Raw records:
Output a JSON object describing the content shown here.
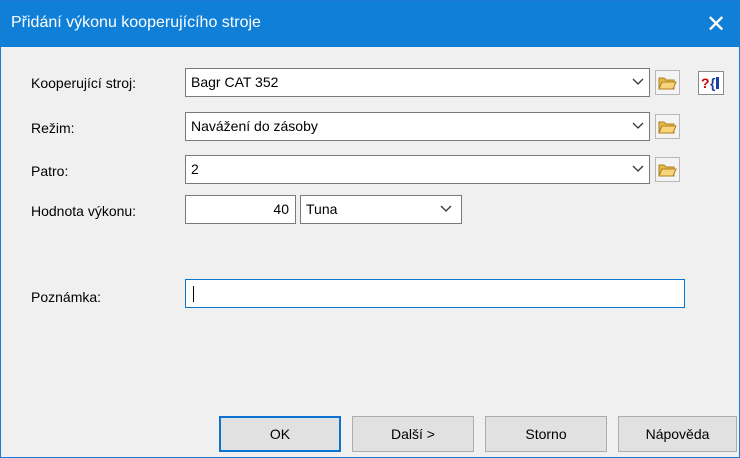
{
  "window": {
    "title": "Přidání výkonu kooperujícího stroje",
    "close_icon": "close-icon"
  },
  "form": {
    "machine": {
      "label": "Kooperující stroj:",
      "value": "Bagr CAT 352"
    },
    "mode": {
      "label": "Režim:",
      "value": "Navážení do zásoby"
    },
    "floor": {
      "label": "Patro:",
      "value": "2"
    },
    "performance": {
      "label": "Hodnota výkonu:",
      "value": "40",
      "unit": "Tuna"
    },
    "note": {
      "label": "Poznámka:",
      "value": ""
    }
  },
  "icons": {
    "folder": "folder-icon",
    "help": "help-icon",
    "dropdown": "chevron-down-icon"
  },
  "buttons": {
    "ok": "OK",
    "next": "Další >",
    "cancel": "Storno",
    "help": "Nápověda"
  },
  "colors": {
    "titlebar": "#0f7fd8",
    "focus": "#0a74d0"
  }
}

Stated task: Retype each entry precisely. Skip images entirely.

Finished exercise:
Output a JSON object describing the content shown here.
{
  "window": {
    "title": "Přidání výkonu kooperujícího stroje",
    "close_icon": "close-icon"
  },
  "form": {
    "machine": {
      "label": "Kooperující stroj:",
      "value": "Bagr CAT 352"
    },
    "mode": {
      "label": "Režim:",
      "value": "Navážení do zásoby"
    },
    "floor": {
      "label": "Patro:",
      "value": "2"
    },
    "performance": {
      "label": "Hodnota výkonu:",
      "value": "40",
      "unit": "Tuna"
    },
    "note": {
      "label": "Poznámka:",
      "value": ""
    }
  },
  "icons": {
    "folder": "folder-icon",
    "help": "help-icon",
    "dropdown": "chevron-down-icon"
  },
  "buttons": {
    "ok": "OK",
    "next": "Další >",
    "cancel": "Storno",
    "help": "Nápověda"
  },
  "colors": {
    "titlebar": "#0f7fd8",
    "focus": "#0a74d0"
  }
}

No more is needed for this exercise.